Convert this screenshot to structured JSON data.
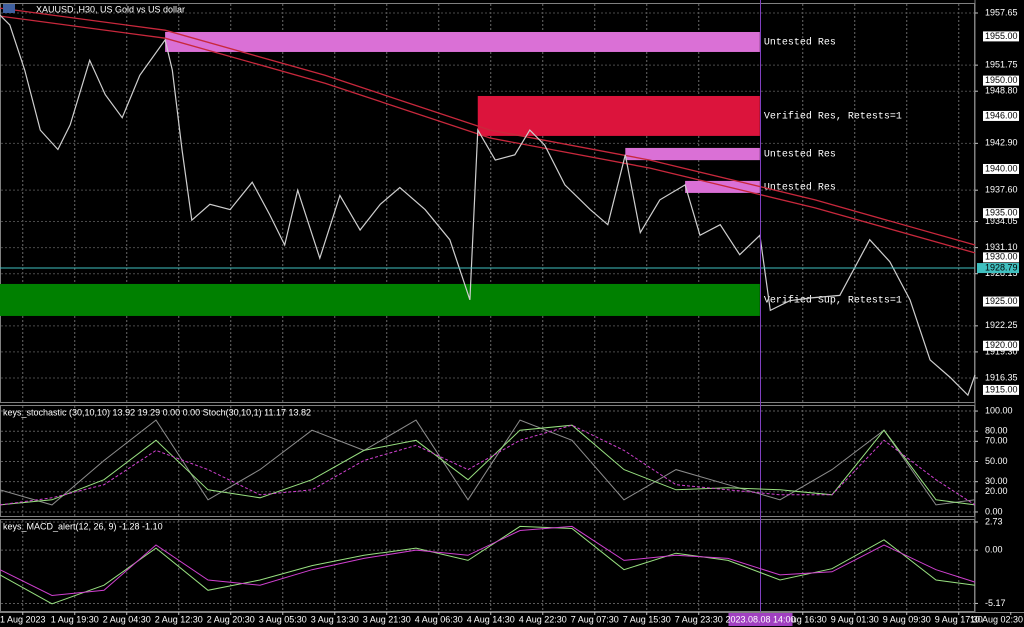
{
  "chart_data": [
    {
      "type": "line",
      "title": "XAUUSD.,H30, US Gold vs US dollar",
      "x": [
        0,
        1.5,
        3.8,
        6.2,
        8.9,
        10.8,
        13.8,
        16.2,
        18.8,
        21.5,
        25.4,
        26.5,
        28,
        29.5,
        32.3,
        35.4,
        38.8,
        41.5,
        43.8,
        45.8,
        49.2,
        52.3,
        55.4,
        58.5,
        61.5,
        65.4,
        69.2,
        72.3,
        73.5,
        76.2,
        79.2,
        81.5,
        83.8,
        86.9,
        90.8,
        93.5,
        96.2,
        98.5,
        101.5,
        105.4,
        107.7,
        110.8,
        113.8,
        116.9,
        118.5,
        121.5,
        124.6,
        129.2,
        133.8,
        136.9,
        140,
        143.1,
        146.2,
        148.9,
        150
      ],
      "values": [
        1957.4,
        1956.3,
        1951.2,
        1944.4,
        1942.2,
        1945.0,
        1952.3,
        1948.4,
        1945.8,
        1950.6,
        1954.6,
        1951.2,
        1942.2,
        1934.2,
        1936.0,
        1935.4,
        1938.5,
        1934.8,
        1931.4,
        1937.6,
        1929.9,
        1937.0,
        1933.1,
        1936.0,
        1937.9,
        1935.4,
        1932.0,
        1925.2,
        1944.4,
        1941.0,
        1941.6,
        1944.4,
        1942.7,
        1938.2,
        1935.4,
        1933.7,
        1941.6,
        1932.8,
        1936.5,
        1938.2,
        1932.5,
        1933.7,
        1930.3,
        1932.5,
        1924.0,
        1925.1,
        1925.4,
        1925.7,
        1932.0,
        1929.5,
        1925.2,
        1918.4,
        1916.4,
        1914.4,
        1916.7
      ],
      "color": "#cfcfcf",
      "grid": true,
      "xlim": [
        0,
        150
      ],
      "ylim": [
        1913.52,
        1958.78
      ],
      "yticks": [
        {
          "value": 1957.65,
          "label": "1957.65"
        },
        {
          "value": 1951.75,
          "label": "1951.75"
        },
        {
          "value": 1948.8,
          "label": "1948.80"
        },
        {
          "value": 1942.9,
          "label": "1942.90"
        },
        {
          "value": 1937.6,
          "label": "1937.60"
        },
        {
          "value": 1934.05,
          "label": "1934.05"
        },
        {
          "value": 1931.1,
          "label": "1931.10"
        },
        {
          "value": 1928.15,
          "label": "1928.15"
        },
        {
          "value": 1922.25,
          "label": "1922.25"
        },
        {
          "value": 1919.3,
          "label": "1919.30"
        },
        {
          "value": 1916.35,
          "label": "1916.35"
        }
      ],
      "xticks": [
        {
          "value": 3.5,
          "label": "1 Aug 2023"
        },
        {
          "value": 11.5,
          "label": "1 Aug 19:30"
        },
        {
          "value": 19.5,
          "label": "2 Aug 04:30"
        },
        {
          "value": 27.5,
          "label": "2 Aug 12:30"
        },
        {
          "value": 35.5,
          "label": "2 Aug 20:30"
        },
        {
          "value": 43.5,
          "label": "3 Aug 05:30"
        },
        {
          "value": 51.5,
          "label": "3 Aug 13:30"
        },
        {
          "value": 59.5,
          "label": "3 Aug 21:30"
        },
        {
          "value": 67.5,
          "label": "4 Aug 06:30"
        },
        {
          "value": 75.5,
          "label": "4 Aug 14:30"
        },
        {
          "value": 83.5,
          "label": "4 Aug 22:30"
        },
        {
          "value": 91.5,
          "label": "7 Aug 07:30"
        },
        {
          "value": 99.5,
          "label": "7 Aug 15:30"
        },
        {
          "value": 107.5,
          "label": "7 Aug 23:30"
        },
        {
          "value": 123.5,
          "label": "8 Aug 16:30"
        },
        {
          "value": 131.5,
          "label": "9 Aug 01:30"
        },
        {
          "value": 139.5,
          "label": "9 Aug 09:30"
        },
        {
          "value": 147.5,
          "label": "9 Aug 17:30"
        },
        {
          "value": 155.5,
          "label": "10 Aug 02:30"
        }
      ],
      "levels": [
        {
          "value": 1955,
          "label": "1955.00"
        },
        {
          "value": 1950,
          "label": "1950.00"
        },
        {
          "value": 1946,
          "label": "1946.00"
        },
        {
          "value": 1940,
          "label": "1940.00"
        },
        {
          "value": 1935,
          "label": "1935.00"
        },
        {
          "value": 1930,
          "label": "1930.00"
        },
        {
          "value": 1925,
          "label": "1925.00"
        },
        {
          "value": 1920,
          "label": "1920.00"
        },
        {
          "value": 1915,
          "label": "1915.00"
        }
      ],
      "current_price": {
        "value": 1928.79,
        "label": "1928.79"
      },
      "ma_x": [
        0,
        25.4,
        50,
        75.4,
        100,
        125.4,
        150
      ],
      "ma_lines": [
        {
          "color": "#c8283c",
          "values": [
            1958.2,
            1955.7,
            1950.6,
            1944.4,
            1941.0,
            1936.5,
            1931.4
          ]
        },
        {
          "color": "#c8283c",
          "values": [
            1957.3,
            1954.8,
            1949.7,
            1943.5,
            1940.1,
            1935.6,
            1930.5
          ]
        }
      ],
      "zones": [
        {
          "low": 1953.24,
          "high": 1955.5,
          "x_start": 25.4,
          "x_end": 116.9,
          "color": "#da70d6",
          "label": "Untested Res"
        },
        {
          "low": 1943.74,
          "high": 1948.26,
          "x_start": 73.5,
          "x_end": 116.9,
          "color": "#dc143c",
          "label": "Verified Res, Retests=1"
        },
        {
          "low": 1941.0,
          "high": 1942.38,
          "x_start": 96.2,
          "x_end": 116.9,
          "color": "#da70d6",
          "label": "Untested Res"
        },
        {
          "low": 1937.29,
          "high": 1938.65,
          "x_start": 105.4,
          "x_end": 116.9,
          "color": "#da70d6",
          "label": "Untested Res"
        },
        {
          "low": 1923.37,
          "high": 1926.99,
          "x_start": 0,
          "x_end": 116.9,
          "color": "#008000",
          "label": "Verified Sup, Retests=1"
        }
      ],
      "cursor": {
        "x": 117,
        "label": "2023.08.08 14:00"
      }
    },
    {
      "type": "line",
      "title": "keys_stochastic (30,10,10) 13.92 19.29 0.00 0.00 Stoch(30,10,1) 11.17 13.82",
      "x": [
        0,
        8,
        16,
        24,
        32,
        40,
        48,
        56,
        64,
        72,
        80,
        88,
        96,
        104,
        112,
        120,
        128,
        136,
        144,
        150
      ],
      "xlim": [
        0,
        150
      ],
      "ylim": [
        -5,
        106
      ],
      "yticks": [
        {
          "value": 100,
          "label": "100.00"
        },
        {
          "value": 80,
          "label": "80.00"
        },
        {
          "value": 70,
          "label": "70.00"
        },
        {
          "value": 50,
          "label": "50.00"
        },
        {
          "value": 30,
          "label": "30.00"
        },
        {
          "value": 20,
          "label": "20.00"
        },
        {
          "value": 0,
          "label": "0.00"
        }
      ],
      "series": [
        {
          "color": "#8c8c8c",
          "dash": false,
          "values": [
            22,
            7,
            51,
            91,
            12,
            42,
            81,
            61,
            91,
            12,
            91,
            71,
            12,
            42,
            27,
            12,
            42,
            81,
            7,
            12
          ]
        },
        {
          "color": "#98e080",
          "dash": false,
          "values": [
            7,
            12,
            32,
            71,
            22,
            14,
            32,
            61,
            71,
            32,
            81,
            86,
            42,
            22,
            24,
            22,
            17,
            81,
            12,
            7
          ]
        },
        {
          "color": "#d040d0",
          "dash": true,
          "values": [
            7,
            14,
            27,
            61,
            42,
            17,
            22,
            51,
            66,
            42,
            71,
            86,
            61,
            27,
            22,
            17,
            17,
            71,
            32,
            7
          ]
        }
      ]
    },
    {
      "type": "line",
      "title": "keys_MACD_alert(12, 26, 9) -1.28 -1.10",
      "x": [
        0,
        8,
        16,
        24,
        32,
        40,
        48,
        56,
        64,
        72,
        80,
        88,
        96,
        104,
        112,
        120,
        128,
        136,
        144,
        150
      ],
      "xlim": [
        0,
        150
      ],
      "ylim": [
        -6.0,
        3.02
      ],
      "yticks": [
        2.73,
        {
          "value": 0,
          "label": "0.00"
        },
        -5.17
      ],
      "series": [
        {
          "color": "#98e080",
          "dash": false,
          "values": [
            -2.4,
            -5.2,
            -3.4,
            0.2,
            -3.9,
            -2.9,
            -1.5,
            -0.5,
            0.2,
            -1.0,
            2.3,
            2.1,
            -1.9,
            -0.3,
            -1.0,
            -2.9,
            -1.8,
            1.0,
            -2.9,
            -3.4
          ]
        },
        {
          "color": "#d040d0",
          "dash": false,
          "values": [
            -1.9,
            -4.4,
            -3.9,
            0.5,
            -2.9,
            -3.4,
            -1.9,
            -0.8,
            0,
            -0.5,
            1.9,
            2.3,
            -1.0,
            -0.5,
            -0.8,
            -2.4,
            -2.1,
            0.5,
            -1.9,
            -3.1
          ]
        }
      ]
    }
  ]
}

-*-

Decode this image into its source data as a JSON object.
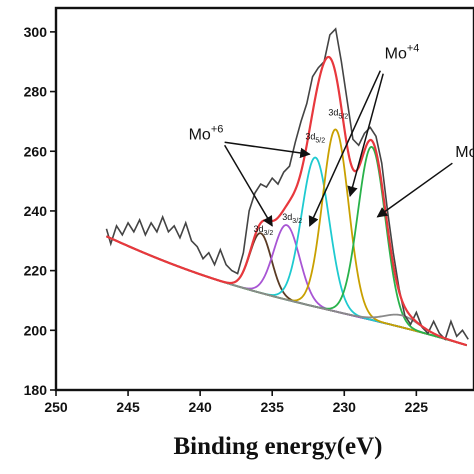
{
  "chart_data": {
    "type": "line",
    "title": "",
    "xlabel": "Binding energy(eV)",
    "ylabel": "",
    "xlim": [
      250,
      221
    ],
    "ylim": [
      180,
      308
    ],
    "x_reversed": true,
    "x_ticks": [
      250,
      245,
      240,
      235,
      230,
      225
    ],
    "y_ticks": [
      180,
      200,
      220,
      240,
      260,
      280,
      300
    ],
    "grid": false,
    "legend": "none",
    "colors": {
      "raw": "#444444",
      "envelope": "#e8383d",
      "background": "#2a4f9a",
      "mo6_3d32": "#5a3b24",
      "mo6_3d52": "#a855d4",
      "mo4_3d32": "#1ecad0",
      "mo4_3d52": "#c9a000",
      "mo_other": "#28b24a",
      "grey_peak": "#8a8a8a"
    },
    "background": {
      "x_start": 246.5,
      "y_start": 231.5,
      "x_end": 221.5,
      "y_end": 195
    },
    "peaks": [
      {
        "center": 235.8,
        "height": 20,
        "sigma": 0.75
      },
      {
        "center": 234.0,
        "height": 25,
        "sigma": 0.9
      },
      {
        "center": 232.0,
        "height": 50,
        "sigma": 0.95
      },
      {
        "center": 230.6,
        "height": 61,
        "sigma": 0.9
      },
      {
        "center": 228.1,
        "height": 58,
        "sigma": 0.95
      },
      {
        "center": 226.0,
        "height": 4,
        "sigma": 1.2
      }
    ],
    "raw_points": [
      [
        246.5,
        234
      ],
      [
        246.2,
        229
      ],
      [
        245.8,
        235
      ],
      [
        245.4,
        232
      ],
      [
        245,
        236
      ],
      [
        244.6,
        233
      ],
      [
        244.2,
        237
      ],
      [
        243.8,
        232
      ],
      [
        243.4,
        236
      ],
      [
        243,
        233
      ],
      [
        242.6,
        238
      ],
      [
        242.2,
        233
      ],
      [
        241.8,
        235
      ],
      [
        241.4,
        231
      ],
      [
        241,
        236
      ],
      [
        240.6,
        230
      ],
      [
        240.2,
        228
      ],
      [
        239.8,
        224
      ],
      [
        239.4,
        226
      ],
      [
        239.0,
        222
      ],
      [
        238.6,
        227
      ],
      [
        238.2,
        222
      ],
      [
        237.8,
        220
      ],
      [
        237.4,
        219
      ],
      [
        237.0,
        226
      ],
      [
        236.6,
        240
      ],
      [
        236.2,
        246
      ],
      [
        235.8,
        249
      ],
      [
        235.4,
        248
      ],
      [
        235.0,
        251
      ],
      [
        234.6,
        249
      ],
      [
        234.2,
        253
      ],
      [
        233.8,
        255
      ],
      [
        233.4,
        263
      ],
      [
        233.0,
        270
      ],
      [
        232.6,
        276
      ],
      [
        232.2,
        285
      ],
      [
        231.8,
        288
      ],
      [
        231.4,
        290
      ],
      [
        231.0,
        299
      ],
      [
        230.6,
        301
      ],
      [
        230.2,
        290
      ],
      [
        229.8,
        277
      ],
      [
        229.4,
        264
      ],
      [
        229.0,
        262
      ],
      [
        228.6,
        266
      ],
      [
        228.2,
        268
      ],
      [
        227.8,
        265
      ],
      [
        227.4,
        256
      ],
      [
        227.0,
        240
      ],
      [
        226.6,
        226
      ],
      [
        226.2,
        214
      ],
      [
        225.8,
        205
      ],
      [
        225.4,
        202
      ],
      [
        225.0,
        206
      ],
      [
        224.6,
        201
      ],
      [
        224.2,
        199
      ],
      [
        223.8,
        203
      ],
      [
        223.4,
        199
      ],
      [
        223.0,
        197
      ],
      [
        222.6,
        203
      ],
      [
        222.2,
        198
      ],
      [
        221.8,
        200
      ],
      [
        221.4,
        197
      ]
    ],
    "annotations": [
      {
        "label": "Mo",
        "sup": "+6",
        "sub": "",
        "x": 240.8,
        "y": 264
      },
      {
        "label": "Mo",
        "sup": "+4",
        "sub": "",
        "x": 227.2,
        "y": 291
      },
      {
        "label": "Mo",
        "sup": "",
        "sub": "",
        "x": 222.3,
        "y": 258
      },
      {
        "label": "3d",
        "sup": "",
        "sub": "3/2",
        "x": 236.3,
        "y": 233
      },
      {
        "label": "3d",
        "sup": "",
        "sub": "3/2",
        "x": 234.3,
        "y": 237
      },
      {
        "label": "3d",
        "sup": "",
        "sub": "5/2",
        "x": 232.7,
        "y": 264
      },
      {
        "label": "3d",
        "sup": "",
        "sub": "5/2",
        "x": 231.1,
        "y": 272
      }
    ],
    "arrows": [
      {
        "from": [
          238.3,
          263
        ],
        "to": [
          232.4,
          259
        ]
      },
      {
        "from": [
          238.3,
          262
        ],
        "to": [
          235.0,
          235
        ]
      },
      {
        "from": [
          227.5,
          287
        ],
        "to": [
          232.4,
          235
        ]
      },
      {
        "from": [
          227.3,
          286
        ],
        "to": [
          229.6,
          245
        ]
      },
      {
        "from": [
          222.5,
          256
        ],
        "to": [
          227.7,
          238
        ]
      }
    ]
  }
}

-*-

Requirement
Using the listing, copy every line where the word "this" shows up.

Worked solution
Convert this screenshot to structured JSON data.
Decode this image into its source data as a JSON object.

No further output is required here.